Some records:
_ _ _ _

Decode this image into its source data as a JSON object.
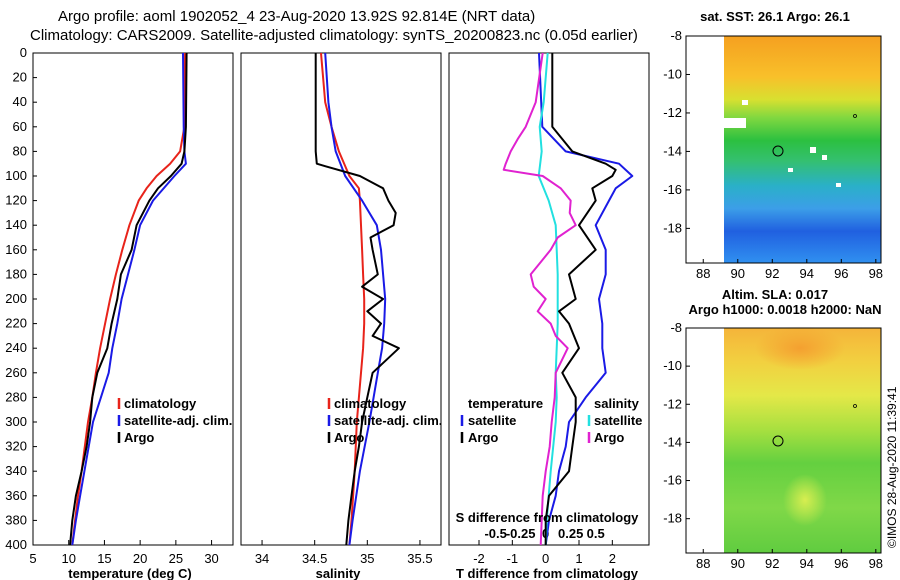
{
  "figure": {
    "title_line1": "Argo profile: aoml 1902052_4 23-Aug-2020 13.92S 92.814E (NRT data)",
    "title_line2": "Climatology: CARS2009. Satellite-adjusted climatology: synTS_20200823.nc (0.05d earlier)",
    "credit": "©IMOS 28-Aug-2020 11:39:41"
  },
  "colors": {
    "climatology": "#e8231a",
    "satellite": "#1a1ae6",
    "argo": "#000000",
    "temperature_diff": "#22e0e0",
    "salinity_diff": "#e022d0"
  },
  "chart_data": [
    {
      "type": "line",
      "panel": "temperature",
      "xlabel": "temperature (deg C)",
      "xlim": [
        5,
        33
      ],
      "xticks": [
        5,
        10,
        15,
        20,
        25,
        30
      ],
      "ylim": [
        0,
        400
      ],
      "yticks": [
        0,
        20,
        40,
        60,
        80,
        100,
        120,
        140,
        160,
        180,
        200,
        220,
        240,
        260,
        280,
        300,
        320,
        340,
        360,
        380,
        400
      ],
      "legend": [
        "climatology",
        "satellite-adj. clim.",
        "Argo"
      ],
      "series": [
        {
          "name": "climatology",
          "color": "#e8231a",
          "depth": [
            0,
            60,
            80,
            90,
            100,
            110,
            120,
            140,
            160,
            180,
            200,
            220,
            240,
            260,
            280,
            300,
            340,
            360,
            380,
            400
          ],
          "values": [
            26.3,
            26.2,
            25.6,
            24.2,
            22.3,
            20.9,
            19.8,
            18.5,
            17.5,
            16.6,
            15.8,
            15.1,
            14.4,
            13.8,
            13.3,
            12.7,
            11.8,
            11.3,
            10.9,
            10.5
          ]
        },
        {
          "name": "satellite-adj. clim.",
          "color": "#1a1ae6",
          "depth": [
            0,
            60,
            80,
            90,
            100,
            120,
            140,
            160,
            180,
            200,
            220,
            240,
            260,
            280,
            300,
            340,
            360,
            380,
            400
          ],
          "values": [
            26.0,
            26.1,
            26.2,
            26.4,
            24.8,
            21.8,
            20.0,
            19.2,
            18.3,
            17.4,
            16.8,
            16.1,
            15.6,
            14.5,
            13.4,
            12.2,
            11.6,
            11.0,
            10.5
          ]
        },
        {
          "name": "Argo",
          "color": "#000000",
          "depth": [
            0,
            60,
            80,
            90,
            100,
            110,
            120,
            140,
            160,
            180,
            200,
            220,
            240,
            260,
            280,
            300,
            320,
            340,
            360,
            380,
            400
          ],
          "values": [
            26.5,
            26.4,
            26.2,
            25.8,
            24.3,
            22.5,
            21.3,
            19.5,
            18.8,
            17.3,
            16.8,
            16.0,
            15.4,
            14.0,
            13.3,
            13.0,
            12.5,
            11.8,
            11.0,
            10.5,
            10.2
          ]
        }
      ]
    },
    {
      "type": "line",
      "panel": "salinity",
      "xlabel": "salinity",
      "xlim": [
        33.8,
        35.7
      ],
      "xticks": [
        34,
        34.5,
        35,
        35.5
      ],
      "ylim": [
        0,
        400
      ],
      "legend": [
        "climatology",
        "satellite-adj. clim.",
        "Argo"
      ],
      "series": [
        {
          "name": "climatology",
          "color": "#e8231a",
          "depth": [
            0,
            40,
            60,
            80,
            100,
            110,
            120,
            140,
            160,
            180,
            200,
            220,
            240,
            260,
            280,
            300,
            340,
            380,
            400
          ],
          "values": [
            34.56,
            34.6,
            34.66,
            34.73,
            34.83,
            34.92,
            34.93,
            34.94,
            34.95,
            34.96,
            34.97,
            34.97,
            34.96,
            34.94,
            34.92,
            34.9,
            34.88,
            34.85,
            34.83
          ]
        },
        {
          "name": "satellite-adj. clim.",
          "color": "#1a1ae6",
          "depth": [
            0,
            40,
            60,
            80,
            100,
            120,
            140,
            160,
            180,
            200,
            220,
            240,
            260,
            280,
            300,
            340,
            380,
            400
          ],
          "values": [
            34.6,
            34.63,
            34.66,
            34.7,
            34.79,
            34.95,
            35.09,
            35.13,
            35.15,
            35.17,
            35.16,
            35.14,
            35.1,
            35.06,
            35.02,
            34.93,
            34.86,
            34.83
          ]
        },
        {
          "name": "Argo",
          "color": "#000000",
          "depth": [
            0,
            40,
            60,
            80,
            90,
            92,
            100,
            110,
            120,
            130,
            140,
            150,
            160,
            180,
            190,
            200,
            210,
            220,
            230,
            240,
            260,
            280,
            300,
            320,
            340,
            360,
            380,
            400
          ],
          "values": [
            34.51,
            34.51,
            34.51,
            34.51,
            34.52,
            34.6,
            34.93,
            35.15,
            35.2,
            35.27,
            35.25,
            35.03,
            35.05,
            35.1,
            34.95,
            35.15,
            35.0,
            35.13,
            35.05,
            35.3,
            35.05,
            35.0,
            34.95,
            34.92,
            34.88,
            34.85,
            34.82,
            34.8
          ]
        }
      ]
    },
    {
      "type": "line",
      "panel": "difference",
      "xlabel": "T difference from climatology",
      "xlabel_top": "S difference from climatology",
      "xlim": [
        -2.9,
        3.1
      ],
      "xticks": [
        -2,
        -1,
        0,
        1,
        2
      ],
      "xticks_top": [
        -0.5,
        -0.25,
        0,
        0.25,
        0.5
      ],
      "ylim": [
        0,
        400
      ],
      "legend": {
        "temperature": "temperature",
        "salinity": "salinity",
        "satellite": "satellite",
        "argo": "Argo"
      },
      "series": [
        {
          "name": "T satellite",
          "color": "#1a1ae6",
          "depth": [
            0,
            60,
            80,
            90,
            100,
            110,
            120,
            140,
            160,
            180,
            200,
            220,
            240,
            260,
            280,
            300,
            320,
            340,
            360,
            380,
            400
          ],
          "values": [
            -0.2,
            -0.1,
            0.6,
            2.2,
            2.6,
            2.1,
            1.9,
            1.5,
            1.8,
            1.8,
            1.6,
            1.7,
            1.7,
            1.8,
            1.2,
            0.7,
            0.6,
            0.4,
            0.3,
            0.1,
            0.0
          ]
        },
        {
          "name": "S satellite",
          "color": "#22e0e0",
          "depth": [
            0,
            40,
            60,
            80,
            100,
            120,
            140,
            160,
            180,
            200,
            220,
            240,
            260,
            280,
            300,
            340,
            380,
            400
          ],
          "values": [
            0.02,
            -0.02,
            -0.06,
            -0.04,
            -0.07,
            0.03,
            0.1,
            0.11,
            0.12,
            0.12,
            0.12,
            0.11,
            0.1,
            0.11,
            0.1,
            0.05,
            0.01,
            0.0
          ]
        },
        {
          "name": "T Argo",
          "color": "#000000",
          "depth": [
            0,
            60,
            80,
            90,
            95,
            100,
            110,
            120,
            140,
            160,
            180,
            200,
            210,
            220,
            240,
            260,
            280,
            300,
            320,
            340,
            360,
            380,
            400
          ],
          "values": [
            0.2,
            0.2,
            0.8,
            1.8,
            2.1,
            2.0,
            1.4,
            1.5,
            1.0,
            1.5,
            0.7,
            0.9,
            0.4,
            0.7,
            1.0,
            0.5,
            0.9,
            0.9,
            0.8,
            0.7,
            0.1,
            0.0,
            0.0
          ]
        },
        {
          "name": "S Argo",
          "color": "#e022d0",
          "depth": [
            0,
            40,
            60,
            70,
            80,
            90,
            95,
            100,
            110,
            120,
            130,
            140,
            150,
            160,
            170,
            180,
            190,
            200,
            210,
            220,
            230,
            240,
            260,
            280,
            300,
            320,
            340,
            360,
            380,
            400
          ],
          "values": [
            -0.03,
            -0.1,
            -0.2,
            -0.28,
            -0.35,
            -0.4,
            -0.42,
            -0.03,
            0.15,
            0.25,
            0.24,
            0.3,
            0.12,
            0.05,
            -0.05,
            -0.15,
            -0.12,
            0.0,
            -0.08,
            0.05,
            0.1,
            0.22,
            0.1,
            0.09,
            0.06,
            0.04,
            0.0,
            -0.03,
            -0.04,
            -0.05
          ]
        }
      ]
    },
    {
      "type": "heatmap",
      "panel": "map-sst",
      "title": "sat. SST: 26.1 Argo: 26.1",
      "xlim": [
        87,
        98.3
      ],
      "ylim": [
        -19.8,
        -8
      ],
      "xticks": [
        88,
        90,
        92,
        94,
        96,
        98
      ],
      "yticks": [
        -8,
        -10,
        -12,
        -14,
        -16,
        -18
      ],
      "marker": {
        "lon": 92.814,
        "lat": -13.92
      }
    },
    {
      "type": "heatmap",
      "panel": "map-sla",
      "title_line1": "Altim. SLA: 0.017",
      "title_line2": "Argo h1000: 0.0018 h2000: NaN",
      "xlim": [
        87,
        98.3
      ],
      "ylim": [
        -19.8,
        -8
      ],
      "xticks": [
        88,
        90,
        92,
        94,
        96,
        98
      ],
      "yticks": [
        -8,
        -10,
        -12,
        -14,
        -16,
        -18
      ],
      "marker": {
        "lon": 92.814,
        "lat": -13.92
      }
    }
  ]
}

_ _ _ _

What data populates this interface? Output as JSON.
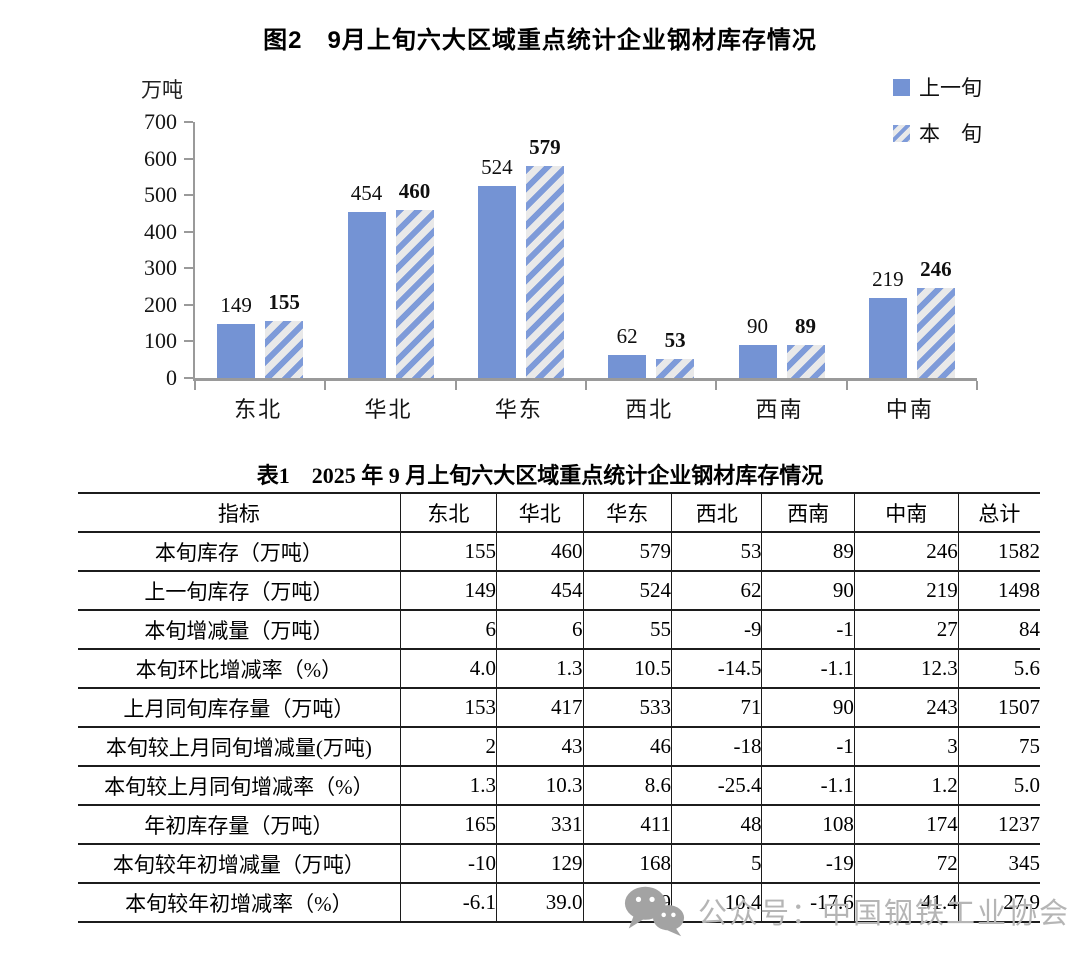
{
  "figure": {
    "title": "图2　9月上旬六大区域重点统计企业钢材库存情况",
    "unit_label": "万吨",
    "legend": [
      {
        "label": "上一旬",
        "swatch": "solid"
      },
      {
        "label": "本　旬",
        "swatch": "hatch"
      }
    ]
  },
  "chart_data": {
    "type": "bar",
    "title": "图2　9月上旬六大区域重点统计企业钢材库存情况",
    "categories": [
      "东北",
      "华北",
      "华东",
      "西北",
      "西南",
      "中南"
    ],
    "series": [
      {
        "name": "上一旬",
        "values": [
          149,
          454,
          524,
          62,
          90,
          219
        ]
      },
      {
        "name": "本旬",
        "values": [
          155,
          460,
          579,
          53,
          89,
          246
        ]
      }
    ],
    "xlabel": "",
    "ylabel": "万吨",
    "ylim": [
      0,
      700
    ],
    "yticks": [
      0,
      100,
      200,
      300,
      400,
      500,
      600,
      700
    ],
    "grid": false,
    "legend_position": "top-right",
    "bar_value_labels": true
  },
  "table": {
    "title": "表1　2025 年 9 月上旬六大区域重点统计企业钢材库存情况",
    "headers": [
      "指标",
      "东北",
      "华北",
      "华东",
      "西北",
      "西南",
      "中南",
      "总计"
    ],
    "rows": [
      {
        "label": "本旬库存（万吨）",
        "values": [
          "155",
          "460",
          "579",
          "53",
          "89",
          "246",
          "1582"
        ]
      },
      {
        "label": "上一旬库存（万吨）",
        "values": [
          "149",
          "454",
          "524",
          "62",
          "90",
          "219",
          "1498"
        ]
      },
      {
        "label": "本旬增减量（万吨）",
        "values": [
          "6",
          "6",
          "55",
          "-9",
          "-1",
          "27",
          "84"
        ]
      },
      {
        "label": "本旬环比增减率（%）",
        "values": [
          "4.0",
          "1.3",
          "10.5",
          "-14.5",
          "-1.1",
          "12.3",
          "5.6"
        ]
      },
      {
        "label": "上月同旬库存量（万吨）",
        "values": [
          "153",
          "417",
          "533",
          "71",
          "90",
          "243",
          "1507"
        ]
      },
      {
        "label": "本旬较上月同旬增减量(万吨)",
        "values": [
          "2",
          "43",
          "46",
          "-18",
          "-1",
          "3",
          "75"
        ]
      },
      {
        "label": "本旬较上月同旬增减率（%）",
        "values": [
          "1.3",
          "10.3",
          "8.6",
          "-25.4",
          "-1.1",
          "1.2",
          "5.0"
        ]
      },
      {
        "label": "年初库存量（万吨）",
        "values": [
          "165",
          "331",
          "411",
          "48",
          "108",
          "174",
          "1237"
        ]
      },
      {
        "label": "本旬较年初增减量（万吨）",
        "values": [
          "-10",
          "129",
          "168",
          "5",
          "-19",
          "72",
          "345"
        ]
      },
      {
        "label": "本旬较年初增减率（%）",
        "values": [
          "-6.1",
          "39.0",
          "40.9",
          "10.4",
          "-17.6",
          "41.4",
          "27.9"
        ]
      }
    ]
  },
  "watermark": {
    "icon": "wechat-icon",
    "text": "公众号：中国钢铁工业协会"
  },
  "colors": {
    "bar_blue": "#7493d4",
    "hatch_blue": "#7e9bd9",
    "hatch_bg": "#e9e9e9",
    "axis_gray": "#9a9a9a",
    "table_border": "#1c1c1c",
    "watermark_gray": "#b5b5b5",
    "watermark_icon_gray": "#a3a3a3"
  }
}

_ _ _ _

• **Problem**
Identify each line holding the string "difference", and copy it out.

• **Solution to this exercise**
      "panel": "difference",
      "xlabel": "T difference from climatology",
      "xlabel_top": "S difference from climatology",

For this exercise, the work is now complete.